Direction: Skip the images and return the records below exactly.

Records to process:
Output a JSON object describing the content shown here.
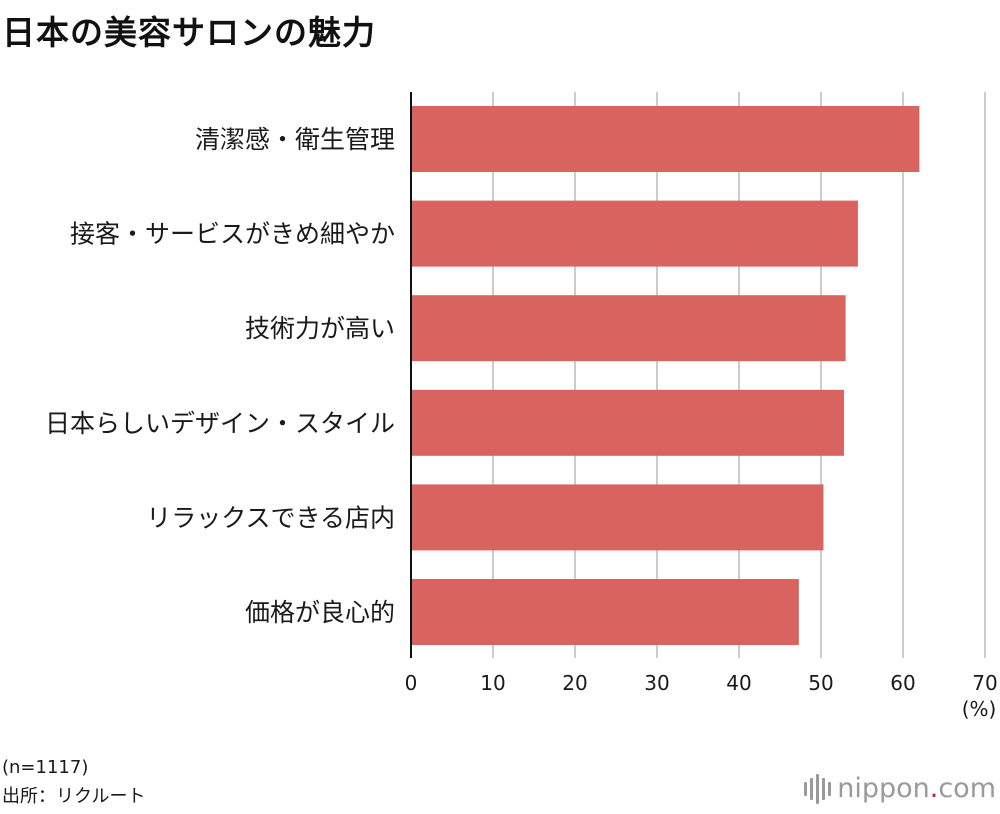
{
  "title": "日本の美容サロンの魅力",
  "chart_data": {
    "type": "bar",
    "orientation": "horizontal",
    "categories": [
      "清潔感・衛生管理",
      "接客・サービスがきめ細やか",
      "技術力が高い",
      "日本らしいデザイン・スタイル",
      "リラックスできる店内",
      "価格が良心的"
    ],
    "values": [
      62,
      54.5,
      53,
      52.8,
      50.3,
      47.3
    ],
    "xlim": [
      0,
      70
    ],
    "xticks": [
      0,
      10,
      20,
      30,
      40,
      50,
      60,
      70
    ],
    "xlabel": "(%)",
    "grid": true,
    "bar_color": "#d9645f"
  },
  "footnotes": {
    "sample": "(n=1117)",
    "source": "出所：リクルート"
  },
  "logo": {
    "name": "nippon",
    "dot": ".",
    "suffix": "com",
    "accent": "#c9202f"
  }
}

Task solution:
Output a JSON object describing the content shown here.
{
  "title": "日本の美容サロンの魅力",
  "chart_data": {
    "type": "bar",
    "orientation": "horizontal",
    "categories": [
      "清潔感・衛生管理",
      "接客・サービスがきめ細やか",
      "技術力が高い",
      "日本らしいデザイン・スタイル",
      "リラックスできる店内",
      "価格が良心的"
    ],
    "values": [
      62,
      54.5,
      53,
      52.8,
      50.3,
      47.3
    ],
    "xlim": [
      0,
      70
    ],
    "xticks": [
      0,
      10,
      20,
      30,
      40,
      50,
      60,
      70
    ],
    "xlabel": "(%)",
    "grid": true,
    "bar_color": "#d9645f"
  },
  "footnotes": {
    "sample": "(n=1117)",
    "source": "出所：リクルート"
  },
  "logo": {
    "name": "nippon",
    "dot": ".",
    "suffix": "com",
    "accent": "#c9202f"
  }
}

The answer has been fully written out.